■ **Source data**

-- start --

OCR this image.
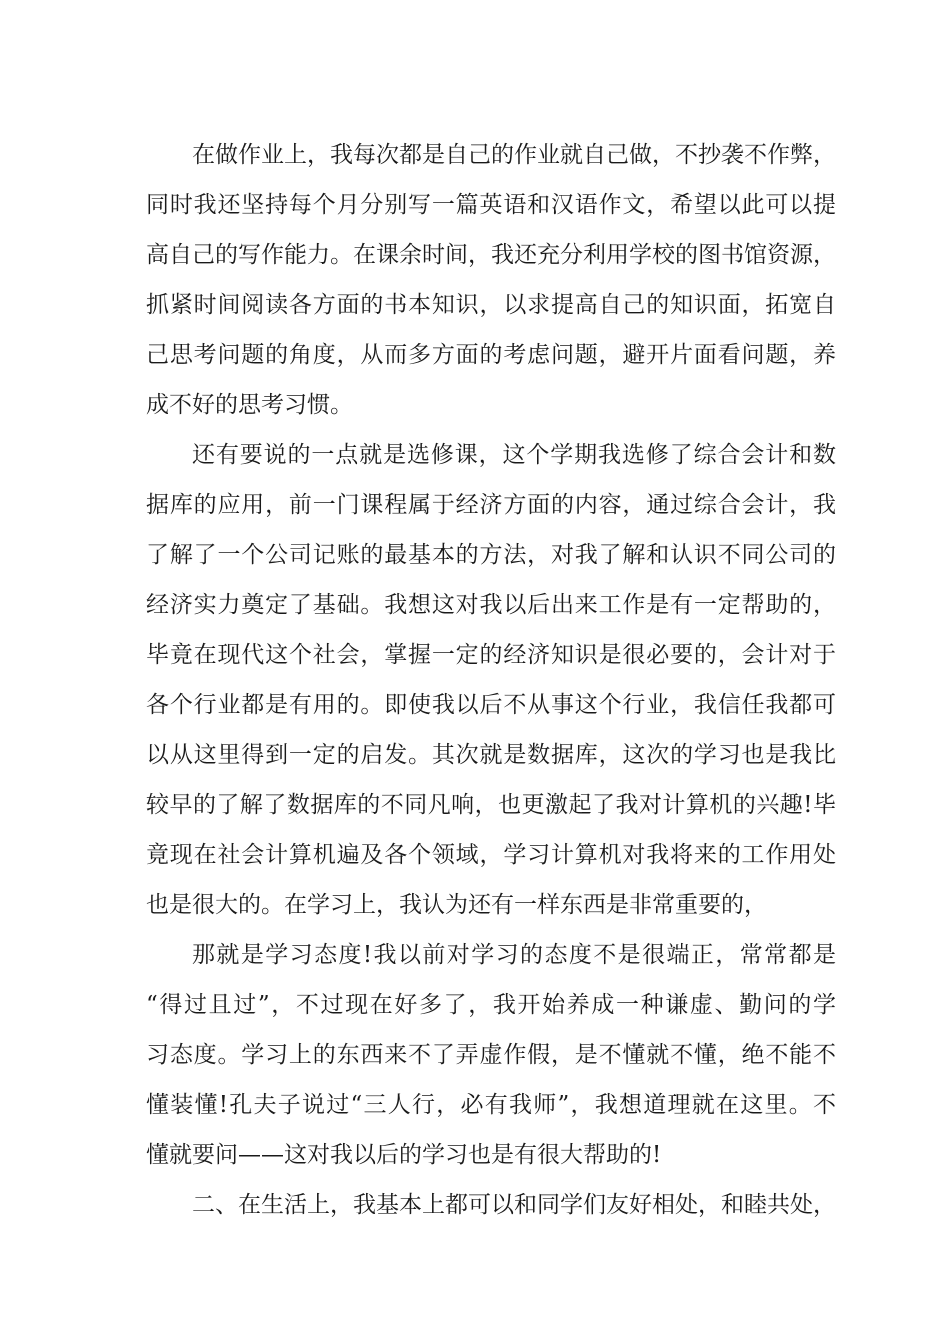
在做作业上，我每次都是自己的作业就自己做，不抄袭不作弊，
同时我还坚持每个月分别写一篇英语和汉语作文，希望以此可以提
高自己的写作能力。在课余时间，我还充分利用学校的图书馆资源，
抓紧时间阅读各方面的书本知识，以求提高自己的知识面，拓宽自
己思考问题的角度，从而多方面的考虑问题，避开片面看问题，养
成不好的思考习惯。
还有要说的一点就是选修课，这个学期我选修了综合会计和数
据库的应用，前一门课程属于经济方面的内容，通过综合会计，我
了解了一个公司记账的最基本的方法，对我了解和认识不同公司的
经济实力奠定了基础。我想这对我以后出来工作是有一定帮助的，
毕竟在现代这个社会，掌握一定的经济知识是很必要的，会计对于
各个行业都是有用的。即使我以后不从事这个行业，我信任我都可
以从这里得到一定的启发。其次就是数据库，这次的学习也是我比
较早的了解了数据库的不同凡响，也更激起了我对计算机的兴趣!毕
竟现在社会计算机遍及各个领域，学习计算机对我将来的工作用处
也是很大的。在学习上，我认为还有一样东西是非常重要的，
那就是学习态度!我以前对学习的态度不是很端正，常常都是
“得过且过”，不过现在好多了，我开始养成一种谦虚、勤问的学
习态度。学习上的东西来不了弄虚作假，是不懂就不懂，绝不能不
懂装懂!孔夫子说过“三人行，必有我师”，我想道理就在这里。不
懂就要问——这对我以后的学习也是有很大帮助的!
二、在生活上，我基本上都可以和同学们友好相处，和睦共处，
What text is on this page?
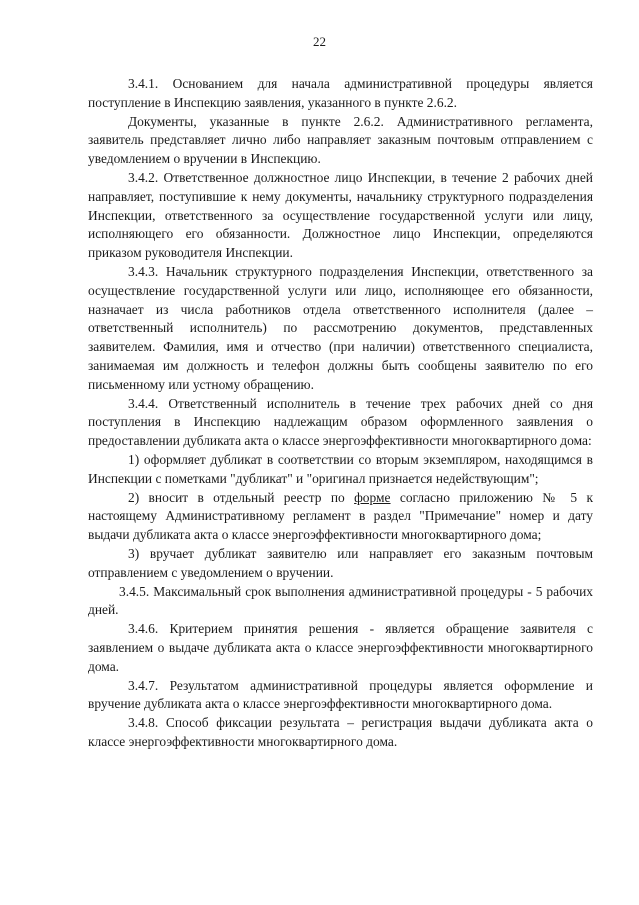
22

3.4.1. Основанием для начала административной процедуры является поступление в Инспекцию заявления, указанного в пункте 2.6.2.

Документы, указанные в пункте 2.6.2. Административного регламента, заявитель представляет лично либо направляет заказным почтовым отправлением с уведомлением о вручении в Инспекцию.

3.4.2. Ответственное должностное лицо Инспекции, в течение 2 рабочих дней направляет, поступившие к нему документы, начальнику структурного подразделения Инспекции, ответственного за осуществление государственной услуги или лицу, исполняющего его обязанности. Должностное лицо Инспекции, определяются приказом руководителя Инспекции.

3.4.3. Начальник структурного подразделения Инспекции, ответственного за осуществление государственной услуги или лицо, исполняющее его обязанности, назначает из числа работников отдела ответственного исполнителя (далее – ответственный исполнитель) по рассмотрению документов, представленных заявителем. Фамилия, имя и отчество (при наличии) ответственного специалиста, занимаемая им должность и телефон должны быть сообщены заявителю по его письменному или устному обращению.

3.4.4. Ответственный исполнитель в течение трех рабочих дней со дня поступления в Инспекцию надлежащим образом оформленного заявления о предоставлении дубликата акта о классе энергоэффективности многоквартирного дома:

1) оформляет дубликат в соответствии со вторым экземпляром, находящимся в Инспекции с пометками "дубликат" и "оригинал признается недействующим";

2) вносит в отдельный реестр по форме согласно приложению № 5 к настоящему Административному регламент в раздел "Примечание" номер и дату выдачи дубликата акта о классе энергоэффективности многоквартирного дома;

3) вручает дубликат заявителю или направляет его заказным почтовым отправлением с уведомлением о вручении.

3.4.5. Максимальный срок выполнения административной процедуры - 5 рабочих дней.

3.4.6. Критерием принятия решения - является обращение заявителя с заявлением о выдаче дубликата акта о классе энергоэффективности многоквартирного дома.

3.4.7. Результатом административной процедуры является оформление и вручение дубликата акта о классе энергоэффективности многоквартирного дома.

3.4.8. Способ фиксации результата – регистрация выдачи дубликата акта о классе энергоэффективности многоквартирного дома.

-- end --

■ **Stated exercise**
Output all of the data exactly as it stands, minus any images.

■ **Solution for this problem**
OCR this image.
在做作业上，我每次都是自己的作业就自己做，不抄袭不作弊，
同时我还坚持每个月分别写一篇英语和汉语作文，希望以此可以提
高自己的写作能力。在课余时间，我还充分利用学校的图书馆资源，
抓紧时间阅读各方面的书本知识，以求提高自己的知识面，拓宽自
己思考问题的角度，从而多方面的考虑问题，避开片面看问题，养
成不好的思考习惯。
还有要说的一点就是选修课，这个学期我选修了综合会计和数
据库的应用，前一门课程属于经济方面的内容，通过综合会计，我
了解了一个公司记账的最基本的方法，对我了解和认识不同公司的
经济实力奠定了基础。我想这对我以后出来工作是有一定帮助的，
毕竟在现代这个社会，掌握一定的经济知识是很必要的，会计对于
各个行业都是有用的。即使我以后不从事这个行业，我信任我都可
以从这里得到一定的启发。其次就是数据库，这次的学习也是我比
较早的了解了数据库的不同凡响，也更激起了我对计算机的兴趣!毕
竟现在社会计算机遍及各个领域，学习计算机对我将来的工作用处
也是很大的。在学习上，我认为还有一样东西是非常重要的，
那就是学习态度!我以前对学习的态度不是很端正，常常都是
“得过且过”，不过现在好多了，我开始养成一种谦虚、勤问的学
习态度。学习上的东西来不了弄虚作假，是不懂就不懂，绝不能不
懂装懂!孔夫子说过“三人行，必有我师”，我想道理就在这里。不
懂就要问——这对我以后的学习也是有很大帮助的!
二、在生活上，我基本上都可以和同学们友好相处，和睦共处，
What text is on this page?
22

3.4.1. Основанием для начала административной процедуры является поступление в Инспекцию заявления, указанного в пункте 2.6.2.

Документы, указанные в пункте 2.6.2. Административного регламента, заявитель представляет лично либо направляет заказным почтовым отправлением с уведомлением о вручении в Инспекцию.

3.4.2. Ответственное должностное лицо Инспекции, в течение 2 рабочих дней направляет, поступившие к нему документы, начальнику структурного подразделения Инспекции, ответственного за осуществление государственной услуги или лицу, исполняющего его обязанности. Должностное лицо Инспекции, определяются приказом руководителя Инспекции.

3.4.3. Начальник структурного подразделения Инспекции, ответственного за осуществление государственной услуги или лицо, исполняющее его обязанности, назначает из числа работников отдела ответственного исполнителя (далее – ответственный исполнитель) по рассмотрению документов, представленных заявителем. Фамилия, имя и отчество (при наличии) ответственного специалиста, занимаемая им должность и телефон должны быть сообщены заявителю по его письменному или устному обращению.

3.4.4. Ответственный исполнитель в течение трех рабочих дней со дня поступления в Инспекцию надлежащим образом оформленного заявления о предоставлении дубликата акта о классе энергоэффективности многоквартирного дома:

1) оформляет дубликат в соответствии со вторым экземпляром, находящимся в Инспекции с пометками "дубликат" и "оригинал признается недействующим";

2) вносит в отдельный реестр по форме согласно приложению № 5 к настоящему Административному регламент в раздел "Примечание" номер и дату выдачи дубликата акта о классе энергоэффективности многоквартирного дома;

3) вручает дубликат заявителю или направляет его заказным почтовым отправлением с уведомлением о вручении.

3.4.5. Максимальный срок выполнения административной процедуры - 5 рабочих дней.

3.4.6. Критерием принятия решения - является обращение заявителя с заявлением о выдаче дубликата акта о классе энергоэффективности многоквартирного дома.

3.4.7. Результатом административной процедуры является оформление и вручение дубликата акта о классе энергоэффективности многоквартирного дома.

3.4.8. Способ фиксации результата – регистрация выдачи дубликата акта о классе энергоэффективности многоквартирного дома.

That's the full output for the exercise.